**Task requirements**
Reproduce the material word for word; the images stay out.

###

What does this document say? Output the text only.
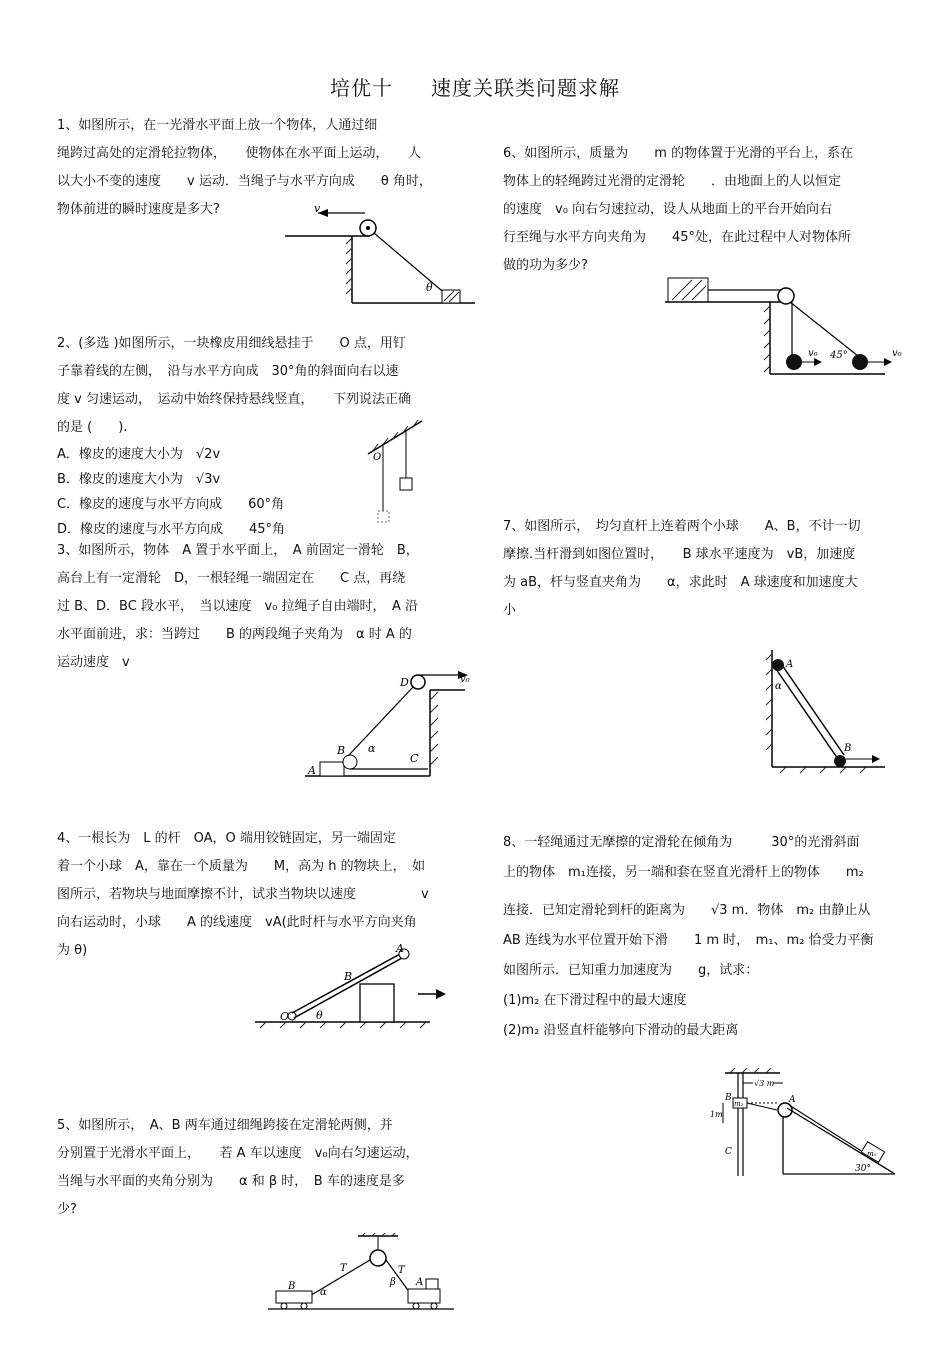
培优十 速度关联类问题求解

1、如图所示，在一光滑水平面上放一个物体，人通过细

绳跨过高处的定滑轮拉物体，　　使物体在水平面上运动，　　人

以大小不变的速度　　v 运动．当绳子与水平方向成　　θ 角时，

物体前进的瞬时速度是多大?	v
θ

2、(多选 )如图所示，一块橡皮用细线悬挂于　　O 点，用钉

子靠着线的左侧，　沿与水平方向成　30°角的斜面向右以速

度 v 匀速运动，　运动中始终保持悬线竖直，　　下列说法正确

的是 (　　).

A．橡皮的速度大小为　√2v

B．橡皮的速度大小为　√3v

C．橡皮的速度与水平方向成　　60°角

D．橡皮的速度与水平方向成　　45°角

O

3、如图所示，物体　A 置于水平面上，　A 前固定一滑轮　B，

高台上有一定滑轮　D，一根轻绳一端固定在　　C 点，再绕

过 B、D．BC 段水平，　当以速度　v₀ 拉绳子自由端时，　A 沿

水平面前进，求：当跨过　　B 的两段绳子夹角为　α 时 A 的

运动速度　v

A
B
C
D
α
v₀

4、一根长为　L 的杆　OA，O 端用铰链固定，另一端固定

着一个小球　A，靠在一个质量为　　M，高为 h 的物块上，　如

图所示，若物块与地面摩擦不计，试求当物块以速度　　　　　v

向右运动时，小球　　A 的线速度　vA(此时杆与水平方向夹角

为 θ)

O
A
B
θ

5、如图所示，　A、B 两车通过细绳跨接在定滑轮两侧，并

分别置于光滑水平面上，　　若 A 车以速度　v₀向右匀速运动，

当绳与水平面的夹角分别为　　α 和 β 时，　B 车的速度是多

少?

B	A
T	T
α
β

6、如图所示，质量为　　m 的物体置于光滑的平台上，系在

物体上的轻绳跨过光滑的定滑轮　　．由地面上的人以恒定

的速度　v₀ 向右匀速拉动，设人从地面上的平台开始向右

行至绳与水平方向夹角为　　45°处，在此过程中人对物体所

做的功为多少?

v₀	v₀
45°

7、如图所示，　均匀直杆上连着两个小球　　A、B，不计一切

摩擦.当杆滑到如图位置时，　　B 球水平速度为　vB，加速度

为 aB，杆与竖直夹角为　　α，求此时　A 球速度和加速度大

小

A
B
α

8、一轻绳通过无摩擦的定滑轮在倾角为　　　30°的光滑斜面

上的物体　m₁连接，另一端和套在竖直光滑杆上的物体　　m₂

连接．已知定滑轮到杆的距离为　　√3 m．物体　m₂ 由静止从

AB 连线为水平位置开始下滑　　1 m 时，　m₁、m₂ 恰受力平衡

如图所示．已知重力加速度为　　g，试求：

(1)m₂ 在下滑过程中的最大速度

(2)m₂ 沿竖直杆能够向下滑动的最大距离

B
C
A
√3 m
1m
m₂
m₁
30°
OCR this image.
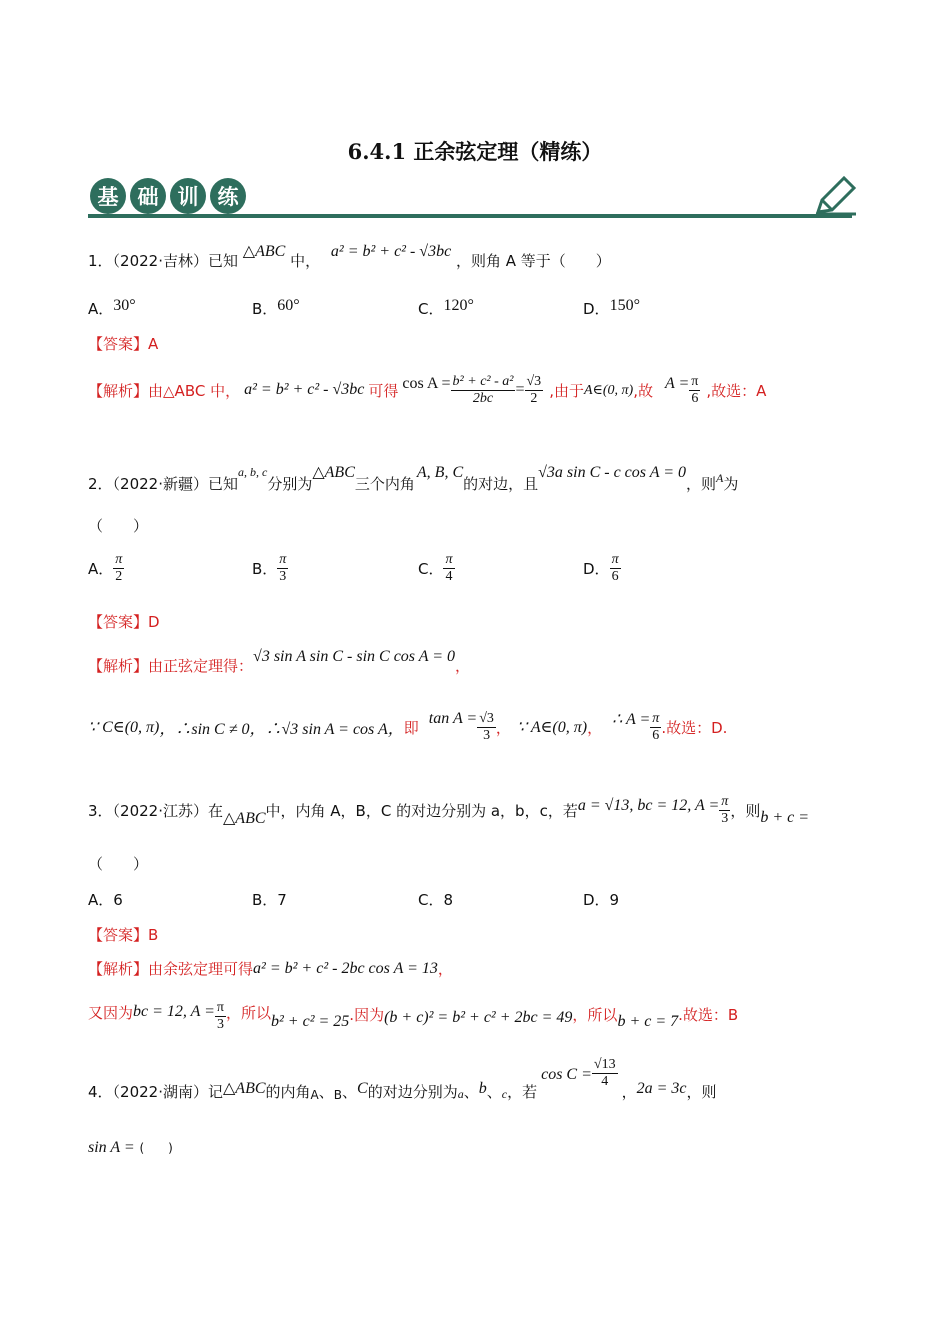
6.4.1 正余弦定理（精练）
基 础 训 练
1．（2022·吉林）已知 △ABC 中， a² = b² + c² - √3bc ，则角 A 等于（　　）
A．30°	B．60°	C．120°	D．150°
【答案】A
【解析】 由△ABC 中， a² = b² + c² - √3bc 可得 $\cos A = \frac{\text{b² + c² - a²}}{2bc} = \frac{√3}{2}$ ,由于 A∈(0, π) ,故 $A = \frac{\pi}{6}$ ,故选：A
2．（2022·新疆）已知
a, b, c
分别为
△ABC
三个内角
A, B, C
的对边，且
√3a sin C - c cos A = 0
，则 A 为
（　　）
A． $\frac{\pi}{2}$	B． $\frac{\pi}{3}$	C． $\frac{\pi}{4}$	D． $\frac{\pi}{6}$
【答案】D
【解析】 由正弦定理得：
√3 sin A sin C - sin C cos A = 0
，
∵ C∈(0, π) ，∴sin C ≠ 0，∴√3 sin A = cos A， 即 $\tan A = \frac{√3}{3}$ ， ∵ A∈(0, π) ， ∴ $A = \frac{\pi}{6}$ .故选：D.
3．（2022·江苏）在 △ABC 中，内角 A，B，C 的对边分别为 a，b，c，若 a = √13, bc = 12, $A = \frac{\pi}{3}$ ，则 b + c =
（　　）
A．6	B．7	C．8	D．9
【答案】B
【解析】 由余弦定理可得 a² = b² + c² - 2bc cos A = 13 ，
又因为 bc = 12, $A = \frac{\pi}{3}$ ，所以 b² + c² = 25 .因为 (b + c)² = b² + c² + 2bc = 49 ，所以 b + c = 7 .故选：B
4．（2022·湖南）记 △ABC 的内角 A 、 B 、 C 的对边分别为 a 、 b 、 c ，若
$\cos C = \frac{√13}{4}$
， 2a = 3c ，则
sin A = (　　)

###

**The response**
What does this document say? Output the text only.
培优十 速度关联类问题求解

1、如图所示，在一光滑水平面上放一个物体，人通过细

绳跨过高处的定滑轮拉物体，　　使物体在水平面上运动，　　人

以大小不变的速度　　v 运动．当绳子与水平方向成　　θ 角时，

物体前进的瞬时速度是多大?	v
θ

2、(多选 )如图所示，一块橡皮用细线悬挂于　　O 点，用钉

子靠着线的左侧，　沿与水平方向成　30°角的斜面向右以速

度 v 匀速运动，　运动中始终保持悬线竖直，　　下列说法正确

的是 (　　).

A．橡皮的速度大小为　√2v

B．橡皮的速度大小为　√3v

C．橡皮的速度与水平方向成　　60°角

D．橡皮的速度与水平方向成　　45°角

O

3、如图所示，物体　A 置于水平面上，　A 前固定一滑轮　B，

高台上有一定滑轮　D，一根轻绳一端固定在　　C 点，再绕

过 B、D．BC 段水平，　当以速度　v₀ 拉绳子自由端时，　A 沿

水平面前进，求：当跨过　　B 的两段绳子夹角为　α 时 A 的

运动速度　v

A
B
C
D
α
v₀

4、一根长为　L 的杆　OA，O 端用铰链固定，另一端固定

着一个小球　A，靠在一个质量为　　M，高为 h 的物块上，　如

图所示，若物块与地面摩擦不计，试求当物块以速度　　　　　v

向右运动时，小球　　A 的线速度　vA(此时杆与水平方向夹角

为 θ)

O
A
B
θ

5、如图所示，　A、B 两车通过细绳跨接在定滑轮两侧，并

分别置于光滑水平面上，　　若 A 车以速度　v₀向右匀速运动，

当绳与水平面的夹角分别为　　α 和 β 时，　B 车的速度是多

少?

B	A
T	T
α
β

6、如图所示，质量为　　m 的物体置于光滑的平台上，系在

物体上的轻绳跨过光滑的定滑轮　　．由地面上的人以恒定

的速度　v₀ 向右匀速拉动，设人从地面上的平台开始向右

行至绳与水平方向夹角为　　45°处，在此过程中人对物体所

做的功为多少?

v₀	v₀
45°

7、如图所示，　均匀直杆上连着两个小球　　A、B，不计一切

摩擦.当杆滑到如图位置时，　　B 球水平速度为　vB，加速度

为 aB，杆与竖直夹角为　　α，求此时　A 球速度和加速度大

小

A
B
α

8、一轻绳通过无摩擦的定滑轮在倾角为　　　30°的光滑斜面

上的物体　m₁连接，另一端和套在竖直光滑杆上的物体　　m₂

连接．已知定滑轮到杆的距离为　　√3 m．物体　m₂ 由静止从

AB 连线为水平位置开始下滑　　1 m 时，　m₁、m₂ 恰受力平衡

如图所示．已知重力加速度为　　g，试求：

(1)m₂ 在下滑过程中的最大速度

(2)m₂ 沿竖直杆能够向下滑动的最大距离

B
C
A
√3 m
1m
m₂
m₁
30°
OCR this image.
6.4.1 正余弦定理（精练）
基 础 训 练
1．（2022·吉林）已知 △ABC 中， a² = b² + c² - √3bc ，则角 A 等于（　　）
A．30°	B．60°	C．120°	D．150°
【答案】A
【解析】 由△ABC 中， a² = b² + c² - √3bc 可得 $\cos A = \frac{\text{b² + c² - a²}}{2bc} = \frac{√3}{2}$ ,由于 A∈(0, π) ,故 $A = \frac{\pi}{6}$ ,故选：A
2．（2022·新疆）已知
a, b, c
分别为
△ABC
三个内角
A, B, C
的对边，且
√3a sin C - c cos A = 0
，则 A 为
（　　）
A． $\frac{\pi}{2}$	B． $\frac{\pi}{3}$	C． $\frac{\pi}{4}$	D． $\frac{\pi}{6}$
【答案】D
【解析】 由正弦定理得：
√3 sin A sin C - sin C cos A = 0
，
∵ C∈(0, π) ，∴sin C ≠ 0，∴√3 sin A = cos A， 即 $\tan A = \frac{√3}{3}$ ， ∵ A∈(0, π) ， ∴ $A = \frac{\pi}{6}$ .故选：D.
3．（2022·江苏）在 △ABC 中，内角 A，B，C 的对边分别为 a，b，c，若 a = √13, bc = 12, $A = \frac{\pi}{3}$ ，则 b + c =
（　　）
A．6	B．7	C．8	D．9
【答案】B
【解析】 由余弦定理可得 a² = b² + c² - 2bc cos A = 13 ，
又因为 bc = 12, $A = \frac{\pi}{3}$ ，所以 b² + c² = 25 .因为 (b + c)² = b² + c² + 2bc = 49 ，所以 b + c = 7 .故选：B
4．（2022·湖南）记 △ABC 的内角 A 、 B 、 C 的对边分别为 a 、 b 、 c ，若
$\cos C = \frac{√13}{4}$
， 2a = 3c ，则
sin A = (　　)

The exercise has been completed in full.